→ **What needs to be done**: Gather up all lines that carry the word "property".

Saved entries
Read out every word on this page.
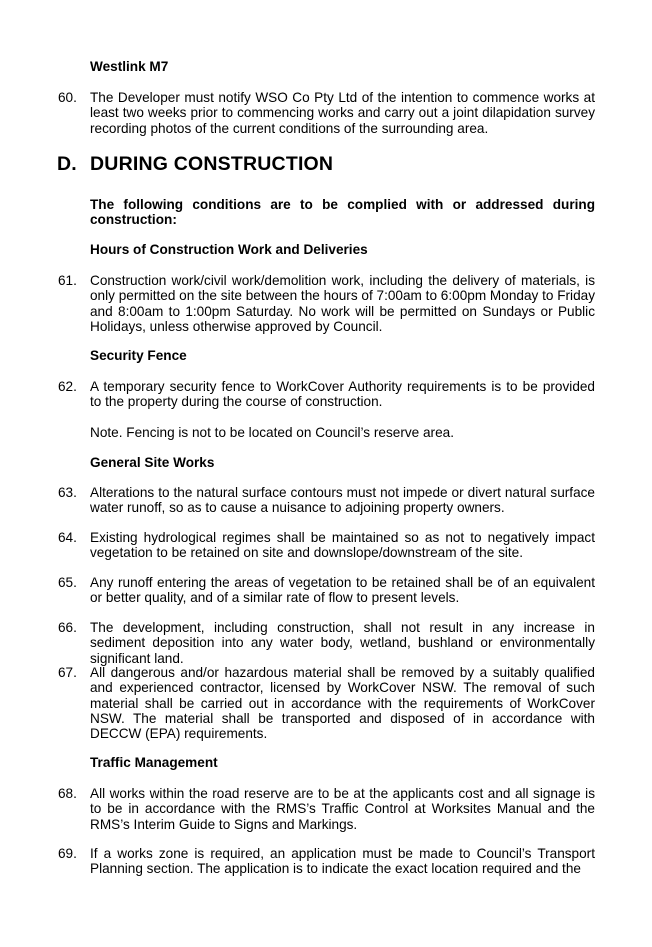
Westlink M7
60. The Developer must notify WSO Co Pty Ltd of the intention to commence works at least two weeks prior to commencing works and carry out a joint dilapidation survey recording photos of the current conditions of the surrounding area.
D. DURING CONSTRUCTION
The following conditions are to be complied with or addressed during construction:
Hours of Construction Work and Deliveries
61. Construction work/civil work/demolition work, including the delivery of materials, is only permitted on the site between the hours of 7:00am to 6:00pm Monday to Friday and 8:00am to 1:00pm Saturday. No work will be permitted on Sundays or Public Holidays, unless otherwise approved by Council.
Security Fence
62. A temporary security fence to WorkCover Authority requirements is to be provided to the property during the course of construction.
Note. Fencing is not to be located on Council’s reserve area.
General Site Works
63. Alterations to the natural surface contours must not impede or divert natural surface water runoff, so as to cause a nuisance to adjoining property owners.
64. Existing hydrological regimes shall be maintained so as not to negatively impact vegetation to be retained on site and downslope/downstream of the site.
65. Any runoff entering the areas of vegetation to be retained shall be of an equivalent or better quality, and of a similar rate of flow to present levels.
66. The development, including construction, shall not result in any increase in sediment deposition into any water body, wetland, bushland or environmentally significant land.
67. All dangerous and/or hazardous material shall be removed by a suitably qualified and experienced contractor, licensed by WorkCover NSW. The removal of such material shall be carried out in accordance with the requirements of WorkCover NSW. The material shall be transported and disposed of in accordance with DECCW (EPA) requirements.
Traffic Management
68. All works within the road reserve are to be at the applicants cost and all signage is to be in accordance with the RMS’s Traffic Control at Worksites Manual and the RMS’s Interim Guide to Signs and Markings.
69. If a works zone is required, an application must be made to Council’s Transport Planning section. The application is to indicate the exact location required and the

→ **Completed exercise**:
62. A temporary security fence to WorkCover Authority requirements is to be provided to the property during the course of construction.
63. Alterations to the natural surface contours must not impede or divert natural surface water runoff, so as to cause a nuisance to adjoining property owners.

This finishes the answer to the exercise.